Data records
## Begin
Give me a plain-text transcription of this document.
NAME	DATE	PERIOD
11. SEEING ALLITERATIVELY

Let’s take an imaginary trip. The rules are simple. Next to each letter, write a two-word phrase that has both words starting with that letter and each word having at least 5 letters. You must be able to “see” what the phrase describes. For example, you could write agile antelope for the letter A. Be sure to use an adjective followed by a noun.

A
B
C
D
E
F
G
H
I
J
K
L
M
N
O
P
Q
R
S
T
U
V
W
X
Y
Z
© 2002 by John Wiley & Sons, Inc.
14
## End
_YOUR OBJECTIVE_
Write out all the data again, exactly as it appears.

_COMPLETED TASK_
Give me a plain-text transcription of this document.
NAME	DATE	PERIOD
11. SEEING ALLITERATIVELY

Let’s take an imaginary trip. The rules are simple. Next to each letter, write a two-word phrase that has both words starting with that letter and each word having at least 5 letters. You must be able to “see” what the phrase describes. For example, you could write agile antelope for the letter A. Be sure to use an adjective followed by a noun.

A
B
C
D
E
F
G
H
I
J
K
L
M
N
O
P
Q
R
S
T
U
V
W
X
Y
Z
© 2002 by John Wiley & Sons, Inc.
14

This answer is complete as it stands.